### Exercise requirements
Write out, precisely and in full, each line of the material.

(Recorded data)
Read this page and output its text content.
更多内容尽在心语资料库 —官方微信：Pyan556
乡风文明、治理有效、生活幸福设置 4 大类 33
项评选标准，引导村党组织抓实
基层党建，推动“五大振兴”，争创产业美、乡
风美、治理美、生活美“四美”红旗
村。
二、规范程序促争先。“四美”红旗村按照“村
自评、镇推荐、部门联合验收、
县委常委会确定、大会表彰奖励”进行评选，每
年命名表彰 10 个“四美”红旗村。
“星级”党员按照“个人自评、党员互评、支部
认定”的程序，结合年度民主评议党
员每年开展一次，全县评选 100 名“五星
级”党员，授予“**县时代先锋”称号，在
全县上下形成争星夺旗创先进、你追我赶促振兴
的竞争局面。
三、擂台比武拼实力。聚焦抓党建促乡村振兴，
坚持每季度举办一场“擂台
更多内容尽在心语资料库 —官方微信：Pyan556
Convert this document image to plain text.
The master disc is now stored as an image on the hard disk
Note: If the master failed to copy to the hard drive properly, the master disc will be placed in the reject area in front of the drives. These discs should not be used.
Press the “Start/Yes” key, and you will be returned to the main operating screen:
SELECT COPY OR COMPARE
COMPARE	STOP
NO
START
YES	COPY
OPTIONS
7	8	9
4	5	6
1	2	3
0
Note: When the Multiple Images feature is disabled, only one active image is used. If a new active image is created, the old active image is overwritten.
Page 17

### Answer to the exercise
Read this page and output its text content.
更多内容尽在心语资料库 —官方微信：Pyan556
乡风文明、治理有效、生活幸福设置 4 大类 33
项评选标准，引导村党组织抓实
基层党建，推动“五大振兴”，争创产业美、乡
风美、治理美、生活美“四美”红旗
村。
二、规范程序促争先。“四美”红旗村按照“村
自评、镇推荐、部门联合验收、
县委常委会确定、大会表彰奖励”进行评选，每
年命名表彰 10 个“四美”红旗村。
“星级”党员按照“个人自评、党员互评、支部
认定”的程序，结合年度民主评议党
员每年开展一次，全县评选 100 名“五星
级”党员，授予“**县时代先锋”称号，在
全县上下形成争星夺旗创先进、你追我赶促振兴
的竞争局面。
三、擂台比武拼实力。聚焦抓党建促乡村振兴，
坚持每季度举办一场“擂台
更多内容尽在心语资料库 —官方微信：Pyan556
Convert this document image to plain text.
The master disc is now stored as an image on the hard disk
Note: If the master failed to copy to the hard drive properly, the master disc will be placed in the reject area in front of the drives. These discs should not be used.
Press the “Start/Yes” key, and you will be returned to the main operating screen:
SELECT COPY OR COMPARE
COMPARE	STOP
NO
START
YES	COPY
OPTIONS
7	8	9
4	5	6
1	2	3
0
Note: When the Multiple Images feature is disabled, only one active image is used. If a new active image is created, the old active image is overwritten.
Page 17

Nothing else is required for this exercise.